**To be done**
Select every line below containing the word "triangle".

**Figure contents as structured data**

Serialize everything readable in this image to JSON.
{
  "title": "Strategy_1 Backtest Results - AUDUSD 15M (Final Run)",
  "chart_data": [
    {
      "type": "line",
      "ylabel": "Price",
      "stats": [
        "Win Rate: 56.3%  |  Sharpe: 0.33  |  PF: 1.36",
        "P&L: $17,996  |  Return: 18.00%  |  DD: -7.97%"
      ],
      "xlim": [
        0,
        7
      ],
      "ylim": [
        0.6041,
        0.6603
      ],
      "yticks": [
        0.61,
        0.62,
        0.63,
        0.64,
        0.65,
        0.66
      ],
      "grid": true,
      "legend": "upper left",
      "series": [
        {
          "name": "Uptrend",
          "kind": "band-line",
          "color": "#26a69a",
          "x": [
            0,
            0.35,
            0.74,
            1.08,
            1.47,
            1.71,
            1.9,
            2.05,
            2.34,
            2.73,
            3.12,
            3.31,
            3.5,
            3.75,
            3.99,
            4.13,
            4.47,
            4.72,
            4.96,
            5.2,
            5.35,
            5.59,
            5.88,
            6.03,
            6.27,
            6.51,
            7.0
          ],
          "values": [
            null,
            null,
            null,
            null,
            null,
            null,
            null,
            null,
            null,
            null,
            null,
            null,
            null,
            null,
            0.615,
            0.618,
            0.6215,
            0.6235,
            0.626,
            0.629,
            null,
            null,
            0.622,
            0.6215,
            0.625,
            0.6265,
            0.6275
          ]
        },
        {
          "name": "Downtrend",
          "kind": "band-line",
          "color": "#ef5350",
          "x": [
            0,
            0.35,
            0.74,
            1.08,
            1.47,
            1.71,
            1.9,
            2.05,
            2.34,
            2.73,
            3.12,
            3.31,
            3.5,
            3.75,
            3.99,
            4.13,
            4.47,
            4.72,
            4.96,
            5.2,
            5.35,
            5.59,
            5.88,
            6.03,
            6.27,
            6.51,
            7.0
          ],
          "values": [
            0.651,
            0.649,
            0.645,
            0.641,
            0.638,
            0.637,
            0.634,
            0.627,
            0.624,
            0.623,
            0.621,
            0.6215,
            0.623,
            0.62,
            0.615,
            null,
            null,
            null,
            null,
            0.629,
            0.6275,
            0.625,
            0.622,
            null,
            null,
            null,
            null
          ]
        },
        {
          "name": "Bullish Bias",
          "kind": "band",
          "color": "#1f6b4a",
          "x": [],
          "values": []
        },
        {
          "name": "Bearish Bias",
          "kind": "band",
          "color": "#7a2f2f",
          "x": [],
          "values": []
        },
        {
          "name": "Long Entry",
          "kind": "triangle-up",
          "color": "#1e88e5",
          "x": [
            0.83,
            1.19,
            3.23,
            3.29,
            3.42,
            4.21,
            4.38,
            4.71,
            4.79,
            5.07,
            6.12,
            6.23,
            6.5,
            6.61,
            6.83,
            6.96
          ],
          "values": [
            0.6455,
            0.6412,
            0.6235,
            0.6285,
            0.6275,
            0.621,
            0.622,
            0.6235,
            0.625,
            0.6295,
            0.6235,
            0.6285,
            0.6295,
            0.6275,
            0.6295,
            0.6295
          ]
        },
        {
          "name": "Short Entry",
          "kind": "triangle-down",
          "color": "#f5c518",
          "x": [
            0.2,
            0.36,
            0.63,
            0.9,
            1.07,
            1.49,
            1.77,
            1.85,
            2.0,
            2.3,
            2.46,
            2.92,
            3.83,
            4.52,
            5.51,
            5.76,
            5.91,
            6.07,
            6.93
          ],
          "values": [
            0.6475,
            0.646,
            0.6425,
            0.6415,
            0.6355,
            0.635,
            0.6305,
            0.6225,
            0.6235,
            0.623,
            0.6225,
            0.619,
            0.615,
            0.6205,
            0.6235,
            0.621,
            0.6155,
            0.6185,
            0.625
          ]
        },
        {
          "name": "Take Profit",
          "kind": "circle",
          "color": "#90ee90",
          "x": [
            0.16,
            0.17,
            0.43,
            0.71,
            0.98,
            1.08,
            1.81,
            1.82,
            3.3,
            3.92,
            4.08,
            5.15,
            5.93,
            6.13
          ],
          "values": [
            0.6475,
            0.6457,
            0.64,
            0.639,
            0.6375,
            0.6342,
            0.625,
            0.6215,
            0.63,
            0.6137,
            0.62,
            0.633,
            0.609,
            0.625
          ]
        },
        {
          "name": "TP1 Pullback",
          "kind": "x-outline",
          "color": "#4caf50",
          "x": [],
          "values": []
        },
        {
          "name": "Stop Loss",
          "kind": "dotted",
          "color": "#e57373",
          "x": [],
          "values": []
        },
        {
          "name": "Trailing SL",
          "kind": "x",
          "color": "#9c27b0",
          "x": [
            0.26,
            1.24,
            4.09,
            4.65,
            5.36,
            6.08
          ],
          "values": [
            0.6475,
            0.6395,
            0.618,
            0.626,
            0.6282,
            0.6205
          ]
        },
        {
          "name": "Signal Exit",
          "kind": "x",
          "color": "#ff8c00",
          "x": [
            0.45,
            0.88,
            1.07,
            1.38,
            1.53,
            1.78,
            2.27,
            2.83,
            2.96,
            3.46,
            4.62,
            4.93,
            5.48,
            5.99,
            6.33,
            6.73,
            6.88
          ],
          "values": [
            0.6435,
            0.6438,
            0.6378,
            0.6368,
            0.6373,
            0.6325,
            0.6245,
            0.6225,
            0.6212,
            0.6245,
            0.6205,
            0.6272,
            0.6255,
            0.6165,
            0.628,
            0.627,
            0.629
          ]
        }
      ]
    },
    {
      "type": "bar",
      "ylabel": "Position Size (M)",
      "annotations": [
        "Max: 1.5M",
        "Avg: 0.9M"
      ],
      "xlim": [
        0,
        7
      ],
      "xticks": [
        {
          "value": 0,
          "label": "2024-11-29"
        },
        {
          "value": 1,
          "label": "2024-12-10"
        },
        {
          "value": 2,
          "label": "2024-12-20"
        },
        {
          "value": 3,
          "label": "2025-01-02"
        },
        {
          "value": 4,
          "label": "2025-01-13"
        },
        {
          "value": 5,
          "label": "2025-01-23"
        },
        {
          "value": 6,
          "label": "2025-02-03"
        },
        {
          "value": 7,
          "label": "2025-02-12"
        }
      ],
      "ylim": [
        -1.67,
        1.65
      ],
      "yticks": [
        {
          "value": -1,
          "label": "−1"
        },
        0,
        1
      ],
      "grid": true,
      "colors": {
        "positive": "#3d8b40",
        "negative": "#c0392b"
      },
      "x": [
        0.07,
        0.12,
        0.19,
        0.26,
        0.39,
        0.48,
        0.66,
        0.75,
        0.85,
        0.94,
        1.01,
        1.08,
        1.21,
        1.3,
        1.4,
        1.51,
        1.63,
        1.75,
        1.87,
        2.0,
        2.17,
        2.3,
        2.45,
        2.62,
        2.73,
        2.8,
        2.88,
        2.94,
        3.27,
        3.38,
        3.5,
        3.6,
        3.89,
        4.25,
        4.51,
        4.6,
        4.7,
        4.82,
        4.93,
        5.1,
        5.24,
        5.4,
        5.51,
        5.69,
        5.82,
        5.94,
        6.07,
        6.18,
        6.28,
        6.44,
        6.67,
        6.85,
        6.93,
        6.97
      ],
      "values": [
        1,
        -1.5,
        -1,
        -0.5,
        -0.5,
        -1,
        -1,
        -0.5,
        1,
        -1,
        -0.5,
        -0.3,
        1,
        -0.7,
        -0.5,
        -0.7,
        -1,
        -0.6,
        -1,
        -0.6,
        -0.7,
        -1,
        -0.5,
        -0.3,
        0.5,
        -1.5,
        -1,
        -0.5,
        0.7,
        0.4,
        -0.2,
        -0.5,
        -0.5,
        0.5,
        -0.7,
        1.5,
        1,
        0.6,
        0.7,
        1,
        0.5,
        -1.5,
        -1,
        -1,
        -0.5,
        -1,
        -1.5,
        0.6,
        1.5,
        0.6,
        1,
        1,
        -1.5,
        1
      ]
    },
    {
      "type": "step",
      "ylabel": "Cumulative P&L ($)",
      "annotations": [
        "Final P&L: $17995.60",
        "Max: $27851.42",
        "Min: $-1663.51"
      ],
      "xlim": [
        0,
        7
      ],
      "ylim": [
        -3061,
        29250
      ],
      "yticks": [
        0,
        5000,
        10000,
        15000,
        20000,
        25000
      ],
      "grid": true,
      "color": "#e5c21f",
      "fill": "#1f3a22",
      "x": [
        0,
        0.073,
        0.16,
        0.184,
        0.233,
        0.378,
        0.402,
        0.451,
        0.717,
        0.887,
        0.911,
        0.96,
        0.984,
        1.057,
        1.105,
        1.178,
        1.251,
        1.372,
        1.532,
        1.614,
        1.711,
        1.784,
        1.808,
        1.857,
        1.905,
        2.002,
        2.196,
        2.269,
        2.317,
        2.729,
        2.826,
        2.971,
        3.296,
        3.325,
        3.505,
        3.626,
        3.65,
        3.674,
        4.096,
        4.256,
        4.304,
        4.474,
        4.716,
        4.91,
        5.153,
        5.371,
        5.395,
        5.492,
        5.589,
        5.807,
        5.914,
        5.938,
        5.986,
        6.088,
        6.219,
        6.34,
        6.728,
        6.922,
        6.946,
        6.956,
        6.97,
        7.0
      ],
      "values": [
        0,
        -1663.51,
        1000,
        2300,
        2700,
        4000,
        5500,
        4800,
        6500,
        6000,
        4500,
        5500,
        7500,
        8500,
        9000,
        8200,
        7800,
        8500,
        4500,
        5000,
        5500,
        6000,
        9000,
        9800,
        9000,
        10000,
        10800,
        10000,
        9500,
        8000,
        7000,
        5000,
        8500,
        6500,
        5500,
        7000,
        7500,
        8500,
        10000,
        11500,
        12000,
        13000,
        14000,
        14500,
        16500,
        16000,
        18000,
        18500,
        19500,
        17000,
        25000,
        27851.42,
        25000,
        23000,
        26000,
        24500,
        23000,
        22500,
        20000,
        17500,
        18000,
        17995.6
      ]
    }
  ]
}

**Expected answer**
          "kind": "triangle-up",
          "kind": "triangle-down",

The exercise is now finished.